Your task => Make an exact copy of all the entries, with the pictures left out.

-- START OF Extracted entries --

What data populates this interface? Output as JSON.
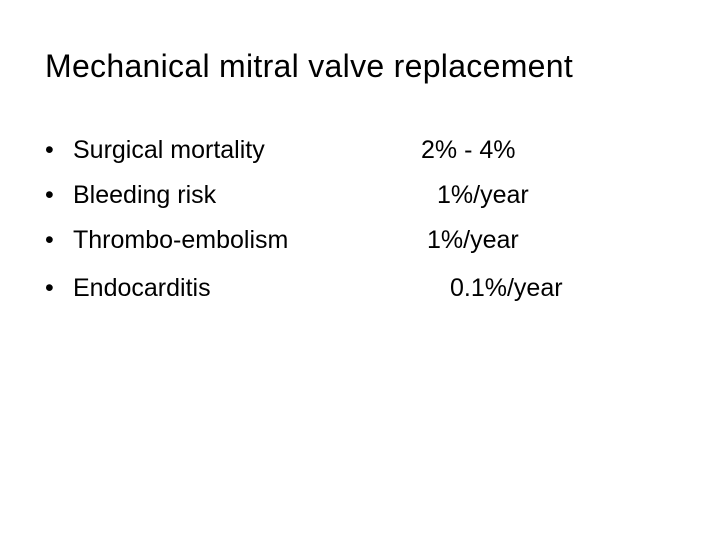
{
  "title": "Mechanical mitral valve replacement",
  "items": [
    {
      "label": "Surgical mortality",
      "value": "2% - 4%"
    },
    {
      "label": "Bleeding risk",
      "value": "1%/year"
    },
    {
      "label": "Thrombo-embolism",
      "value": "1%/year"
    },
    {
      "label": "Endocarditis",
      "value": "0.1%/year"
    }
  ]
}
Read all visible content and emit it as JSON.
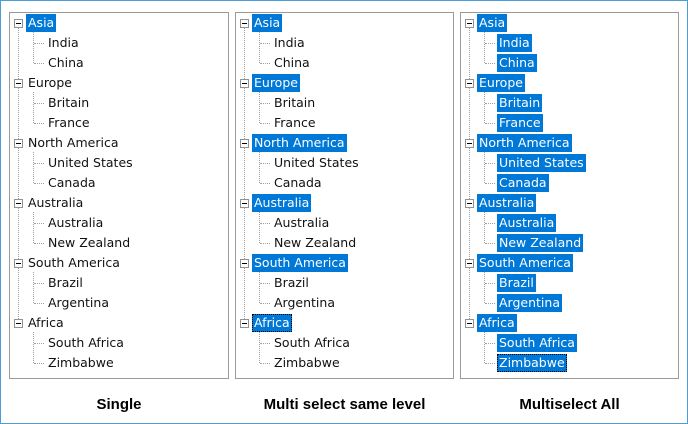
{
  "trees": [
    {
      "caption": "Single",
      "regions": [
        {
          "label": "Asia",
          "selected": true,
          "children": [
            {
              "label": "India",
              "selected": false
            },
            {
              "label": "China",
              "selected": false
            }
          ]
        },
        {
          "label": "Europe",
          "selected": false,
          "children": [
            {
              "label": "Britain",
              "selected": false
            },
            {
              "label": "France",
              "selected": false
            }
          ]
        },
        {
          "label": "North America",
          "selected": false,
          "children": [
            {
              "label": "United States",
              "selected": false
            },
            {
              "label": "Canada",
              "selected": false
            }
          ]
        },
        {
          "label": "Australia",
          "selected": false,
          "children": [
            {
              "label": "Australia",
              "selected": false
            },
            {
              "label": "New Zealand",
              "selected": false
            }
          ]
        },
        {
          "label": "South America",
          "selected": false,
          "children": [
            {
              "label": "Brazil",
              "selected": false
            },
            {
              "label": "Argentina",
              "selected": false
            }
          ]
        },
        {
          "label": "Africa",
          "selected": false,
          "children": [
            {
              "label": "South Africa",
              "selected": false
            },
            {
              "label": "Zimbabwe",
              "selected": false
            }
          ]
        }
      ]
    },
    {
      "caption": "Multi select same level",
      "regions": [
        {
          "label": "Asia",
          "selected": true,
          "children": [
            {
              "label": "India",
              "selected": false
            },
            {
              "label": "China",
              "selected": false
            }
          ]
        },
        {
          "label": "Europe",
          "selected": true,
          "children": [
            {
              "label": "Britain",
              "selected": false
            },
            {
              "label": "France",
              "selected": false
            }
          ]
        },
        {
          "label": "North America",
          "selected": true,
          "children": [
            {
              "label": "United States",
              "selected": false
            },
            {
              "label": "Canada",
              "selected": false
            }
          ]
        },
        {
          "label": "Australia",
          "selected": true,
          "children": [
            {
              "label": "Australia",
              "selected": false
            },
            {
              "label": "New Zealand",
              "selected": false
            }
          ]
        },
        {
          "label": "South America",
          "selected": true,
          "children": [
            {
              "label": "Brazil",
              "selected": false
            },
            {
              "label": "Argentina",
              "selected": false
            }
          ]
        },
        {
          "label": "Africa",
          "selected": true,
          "focused": true,
          "children": [
            {
              "label": "South Africa",
              "selected": false
            },
            {
              "label": "Zimbabwe",
              "selected": false
            }
          ]
        }
      ]
    },
    {
      "caption": "Multiselect All",
      "regions": [
        {
          "label": "Asia",
          "selected": true,
          "children": [
            {
              "label": "India",
              "selected": true
            },
            {
              "label": "China",
              "selected": true
            }
          ]
        },
        {
          "label": "Europe",
          "selected": true,
          "children": [
            {
              "label": "Britain",
              "selected": true
            },
            {
              "label": "France",
              "selected": true
            }
          ]
        },
        {
          "label": "North America",
          "selected": true,
          "children": [
            {
              "label": "United States",
              "selected": true
            },
            {
              "label": "Canada",
              "selected": true
            }
          ]
        },
        {
          "label": "Australia",
          "selected": true,
          "children": [
            {
              "label": "Australia",
              "selected": true
            },
            {
              "label": "New Zealand",
              "selected": true
            }
          ]
        },
        {
          "label": "South America",
          "selected": true,
          "children": [
            {
              "label": "Brazil",
              "selected": true
            },
            {
              "label": "Argentina",
              "selected": true
            }
          ]
        },
        {
          "label": "Africa",
          "selected": true,
          "children": [
            {
              "label": "South Africa",
              "selected": true
            },
            {
              "label": "Zimbabwe",
              "selected": true,
              "focused": true
            }
          ]
        }
      ]
    }
  ],
  "colors": {
    "selection": "#0078d7",
    "selected_text": "#ffffff",
    "border": "#9a9a9a"
  }
}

-- END OF Extracted entries --

Result of the exercise =>
What data populates this interface? Output as JSON.
{
  "title": "Mechanical mitral valve replacement",
  "items": [
    {
      "label": "Surgical mortality",
      "value": "2% - 4%"
    },
    {
      "label": "Bleeding risk",
      "value": "1%/year"
    },
    {
      "label": "Thrombo-embolism",
      "value": "1%/year"
    },
    {
      "label": "Endocarditis",
      "value": "0.1%/year"
    }
  ]
}
Read all visible content and emit it as JSON.
{
  "trees": [
    {
      "caption": "Single",
      "regions": [
        {
          "label": "Asia",
          "selected": true,
          "children": [
            {
              "label": "India",
              "selected": false
            },
            {
              "label": "China",
              "selected": false
            }
          ]
        },
        {
          "label": "Europe",
          "selected": false,
          "children": [
            {
              "label": "Britain",
              "selected": false
            },
            {
              "label": "France",
              "selected": false
            }
          ]
        },
        {
          "label": "North America",
          "selected": false,
          "children": [
            {
              "label": "United States",
              "selected": false
            },
            {
              "label": "Canada",
              "selected": false
            }
          ]
        },
        {
          "label": "Australia",
          "selected": false,
          "children": [
            {
              "label": "Australia",
              "selected": false
            },
            {
              "label": "New Zealand",
              "selected": false
            }
          ]
        },
        {
          "label": "South America",
          "selected": false,
          "children": [
            {
              "label": "Brazil",
              "selected": false
            },
            {
              "label": "Argentina",
              "selected": false
            }
          ]
        },
        {
          "label": "Africa",
          "selected": false,
          "children": [
            {
              "label": "South Africa",
              "selected": false
            },
            {
              "label": "Zimbabwe",
              "selected": false
            }
          ]
        }
      ]
    },
    {
      "caption": "Multi select same level",
      "regions": [
        {
          "label": "Asia",
          "selected": true,
          "children": [
            {
              "label": "India",
              "selected": false
            },
            {
              "label": "China",
              "selected": false
            }
          ]
        },
        {
          "label": "Europe",
          "selected": true,
          "children": [
            {
              "label": "Britain",
              "selected": false
            },
            {
              "label": "France",
              "selected": false
            }
          ]
        },
        {
          "label": "North America",
          "selected": true,
          "children": [
            {
              "label": "United States",
              "selected": false
            },
            {
              "label": "Canada",
              "selected": false
            }
          ]
        },
        {
          "label": "Australia",
          "selected": true,
          "children": [
            {
              "label": "Australia",
              "selected": false
            },
            {
              "label": "New Zealand",
              "selected": false
            }
          ]
        },
        {
          "label": "South America",
          "selected": true,
          "children": [
            {
              "label": "Brazil",
              "selected": false
            },
            {
              "label": "Argentina",
              "selected": false
            }
          ]
        },
        {
          "label": "Africa",
          "selected": true,
          "focused": true,
          "children": [
            {
              "label": "South Africa",
              "selected": false
            },
            {
              "label": "Zimbabwe",
              "selected": false
            }
          ]
        }
      ]
    },
    {
      "caption": "Multiselect All",
      "regions": [
        {
          "label": "Asia",
          "selected": true,
          "children": [
            {
              "label": "India",
              "selected": true
            },
            {
              "label": "China",
              "selected": true
            }
          ]
        },
        {
          "label": "Europe",
          "selected": true,
          "children": [
            {
              "label": "Britain",
              "selected": true
            },
            {
              "label": "France",
              "selected": true
            }
          ]
        },
        {
          "label": "North America",
          "selected": true,
          "children": [
            {
              "label": "United States",
              "selected": true
            },
            {
              "label": "Canada",
              "selected": true
            }
          ]
        },
        {
          "label": "Australia",
          "selected": true,
          "children": [
            {
              "label": "Australia",
              "selected": true
            },
            {
              "label": "New Zealand",
              "selected": true
            }
          ]
        },
        {
          "label": "South America",
          "selected": true,
          "children": [
            {
              "label": "Brazil",
              "selected": true
            },
            {
              "label": "Argentina",
              "selected": true
            }
          ]
        },
        {
          "label": "Africa",
          "selected": true,
          "children": [
            {
              "label": "South Africa",
              "selected": true
            },
            {
              "label": "Zimbabwe",
              "selected": true,
              "focused": true
            }
          ]
        }
      ]
    }
  ],
  "colors": {
    "selection": "#0078d7",
    "selected_text": "#ffffff",
    "border": "#9a9a9a"
  }
}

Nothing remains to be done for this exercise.